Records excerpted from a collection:
- - -

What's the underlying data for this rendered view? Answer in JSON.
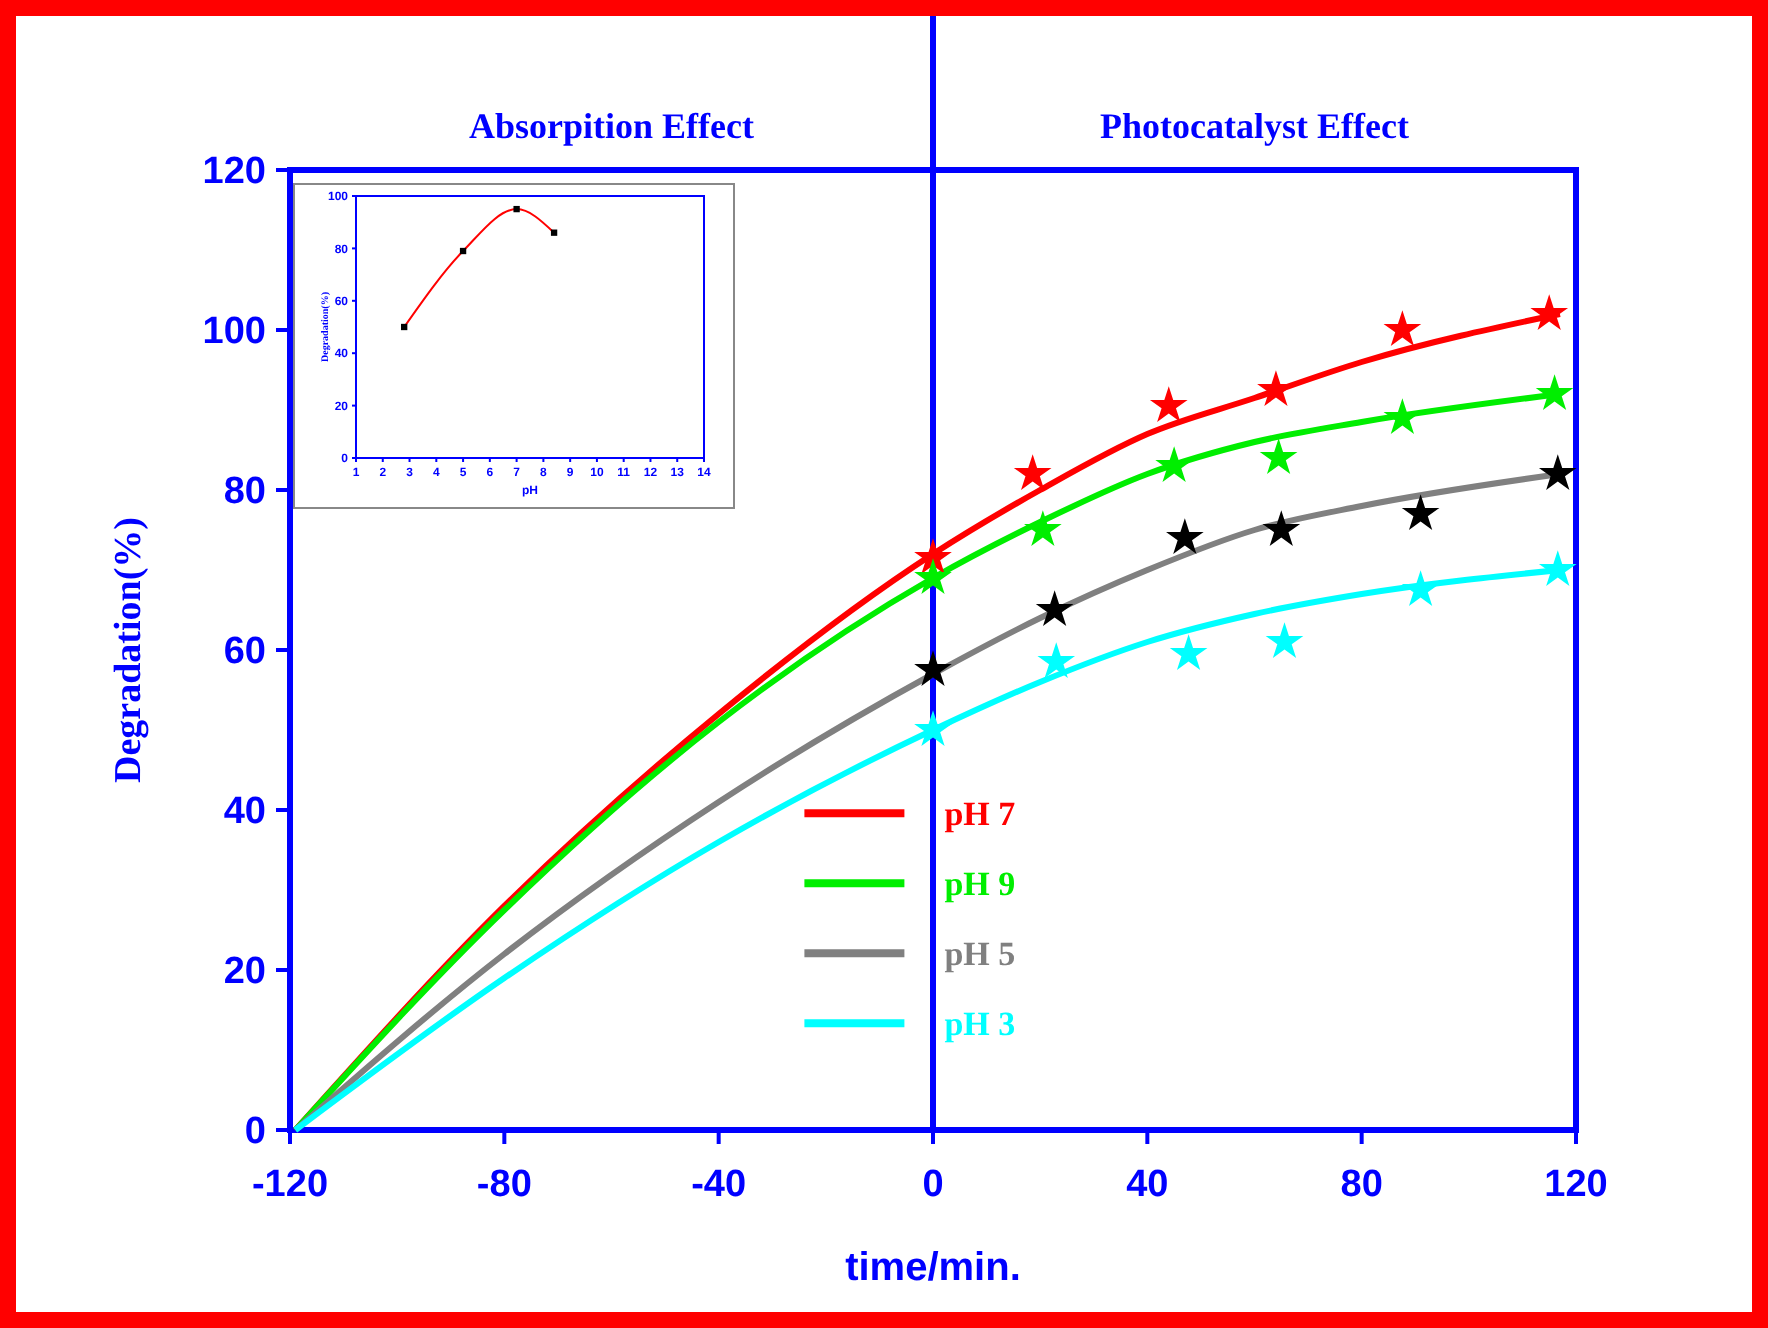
{
  "chart_data": [
    {
      "type": "line",
      "xlabel": "time/min.",
      "ylabel": "Degradation(%)",
      "xlim": [
        -120,
        120
      ],
      "xticks": [
        -120,
        -80,
        -40,
        0,
        40,
        80,
        120
      ],
      "ylim": [
        0,
        120
      ],
      "yticks": [
        0,
        20,
        40,
        60,
        80,
        100,
        120
      ],
      "grid": false,
      "legend": "bottom right",
      "annotations": [
        "Absorpition Effect",
        "Photocatalyst Effect"
      ],
      "ref_lines": [
        {
          "axis": "x",
          "value": 0,
          "color": "#0000ff"
        }
      ],
      "series": [
        {
          "name": "pH 7",
          "color": "#ff0000",
          "x": [
            -119,
            -80,
            -40,
            0,
            20,
            40,
            60,
            80,
            117
          ],
          "values": [
            0,
            28,
            52,
            72,
            80,
            87,
            91.5,
            96,
            102
          ]
        },
        {
          "name": "pH 9",
          "color": "#00ee00",
          "x": [
            -119,
            -80,
            -40,
            0,
            20,
            40,
            60,
            80,
            117
          ],
          "values": [
            0,
            27.5,
            51,
            69,
            76,
            82,
            86,
            88.5,
            92
          ]
        },
        {
          "name": "pH 5",
          "color": "#808080",
          "x": [
            -119,
            -80,
            -40,
            0,
            20,
            40,
            60,
            80,
            117
          ],
          "values": [
            0,
            22,
            41,
            57,
            64,
            70,
            75,
            78,
            82
          ]
        },
        {
          "name": "pH 3",
          "color": "#00ffff",
          "x": [
            -119,
            -80,
            -40,
            0,
            20,
            40,
            60,
            80,
            117
          ],
          "values": [
            0,
            19,
            36,
            50,
            56,
            61,
            64.5,
            67,
            70
          ]
        },
        {
          "type": "scatter",
          "marker": "star",
          "color": "#ff0000",
          "x": [
            0,
            18.6,
            44,
            64,
            87.6,
            115
          ],
          "values": [
            71.5,
            82,
            90.5,
            92.5,
            100,
            102
          ]
        },
        {
          "type": "scatter",
          "marker": "star",
          "color": "#00ee00",
          "x": [
            0,
            20.5,
            45,
            64.5,
            87.6,
            116
          ],
          "values": [
            69,
            75,
            83,
            84,
            89,
            92
          ]
        },
        {
          "type": "scatter",
          "marker": "star",
          "color": "#000000",
          "x": [
            0,
            22.7,
            47,
            65,
            91,
            116.6
          ],
          "values": [
            57.5,
            65,
            74,
            75,
            77,
            82
          ]
        },
        {
          "type": "scatter",
          "marker": "star",
          "color": "#00ffff",
          "x": [
            0,
            23,
            47.7,
            65.6,
            91,
            116.6
          ],
          "values": [
            50,
            58.5,
            59.5,
            61,
            67.5,
            70
          ]
        }
      ]
    },
    {
      "type": "line",
      "xlabel": "pH",
      "ylabel": "Degradation(%)",
      "xlim": [
        1,
        14
      ],
      "xticks": [
        1,
        2,
        3,
        4,
        5,
        6,
        7,
        8,
        9,
        10,
        11,
        12,
        13,
        14
      ],
      "ylim": [
        0,
        100
      ],
      "yticks": [
        0,
        20,
        40,
        60,
        80,
        100
      ],
      "grid": false,
      "legend": false,
      "series": [
        {
          "color": "#ff0000",
          "x": [
            2.8,
            5,
            7,
            8.4
          ],
          "values": [
            50,
            79,
            95,
            86
          ]
        },
        {
          "type": "scatter",
          "marker": "square",
          "color": "#000000",
          "x": [
            2.8,
            5,
            7,
            8.4
          ],
          "values": [
            50,
            79,
            95,
            86
          ]
        }
      ]
    }
  ]
}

- - -

- _Direction_
Write out each line of the data exactly; the images should be left out.

- _Solution for this exercise_
What's the underlying data for this rendered view? Answer in JSON.
{
  "chart_data": [
    {
      "type": "line",
      "xlabel": "time/min.",
      "ylabel": "Degradation(%)",
      "xlim": [
        -120,
        120
      ],
      "xticks": [
        -120,
        -80,
        -40,
        0,
        40,
        80,
        120
      ],
      "ylim": [
        0,
        120
      ],
      "yticks": [
        0,
        20,
        40,
        60,
        80,
        100,
        120
      ],
      "grid": false,
      "legend": "bottom right",
      "annotations": [
        "Absorpition Effect",
        "Photocatalyst Effect"
      ],
      "ref_lines": [
        {
          "axis": "x",
          "value": 0,
          "color": "#0000ff"
        }
      ],
      "series": [
        {
          "name": "pH 7",
          "color": "#ff0000",
          "x": [
            -119,
            -80,
            -40,
            0,
            20,
            40,
            60,
            80,
            117
          ],
          "values": [
            0,
            28,
            52,
            72,
            80,
            87,
            91.5,
            96,
            102
          ]
        },
        {
          "name": "pH 9",
          "color": "#00ee00",
          "x": [
            -119,
            -80,
            -40,
            0,
            20,
            40,
            60,
            80,
            117
          ],
          "values": [
            0,
            27.5,
            51,
            69,
            76,
            82,
            86,
            88.5,
            92
          ]
        },
        {
          "name": "pH 5",
          "color": "#808080",
          "x": [
            -119,
            -80,
            -40,
            0,
            20,
            40,
            60,
            80,
            117
          ],
          "values": [
            0,
            22,
            41,
            57,
            64,
            70,
            75,
            78,
            82
          ]
        },
        {
          "name": "pH 3",
          "color": "#00ffff",
          "x": [
            -119,
            -80,
            -40,
            0,
            20,
            40,
            60,
            80,
            117
          ],
          "values": [
            0,
            19,
            36,
            50,
            56,
            61,
            64.5,
            67,
            70
          ]
        },
        {
          "type": "scatter",
          "marker": "star",
          "color": "#ff0000",
          "x": [
            0,
            18.6,
            44,
            64,
            87.6,
            115
          ],
          "values": [
            71.5,
            82,
            90.5,
            92.5,
            100,
            102
          ]
        },
        {
          "type": "scatter",
          "marker": "star",
          "color": "#00ee00",
          "x": [
            0,
            20.5,
            45,
            64.5,
            87.6,
            116
          ],
          "values": [
            69,
            75,
            83,
            84,
            89,
            92
          ]
        },
        {
          "type": "scatter",
          "marker": "star",
          "color": "#000000",
          "x": [
            0,
            22.7,
            47,
            65,
            91,
            116.6
          ],
          "values": [
            57.5,
            65,
            74,
            75,
            77,
            82
          ]
        },
        {
          "type": "scatter",
          "marker": "star",
          "color": "#00ffff",
          "x": [
            0,
            23,
            47.7,
            65.6,
            91,
            116.6
          ],
          "values": [
            50,
            58.5,
            59.5,
            61,
            67.5,
            70
          ]
        }
      ]
    },
    {
      "type": "line",
      "xlabel": "pH",
      "ylabel": "Degradation(%)",
      "xlim": [
        1,
        14
      ],
      "xticks": [
        1,
        2,
        3,
        4,
        5,
        6,
        7,
        8,
        9,
        10,
        11,
        12,
        13,
        14
      ],
      "ylim": [
        0,
        100
      ],
      "yticks": [
        0,
        20,
        40,
        60,
        80,
        100
      ],
      "grid": false,
      "legend": false,
      "series": [
        {
          "color": "#ff0000",
          "x": [
            2.8,
            5,
            7,
            8.4
          ],
          "values": [
            50,
            79,
            95,
            86
          ]
        },
        {
          "type": "scatter",
          "marker": "square",
          "color": "#000000",
          "x": [
            2.8,
            5,
            7,
            8.4
          ],
          "values": [
            50,
            79,
            95,
            86
          ]
        }
      ]
    }
  ]
}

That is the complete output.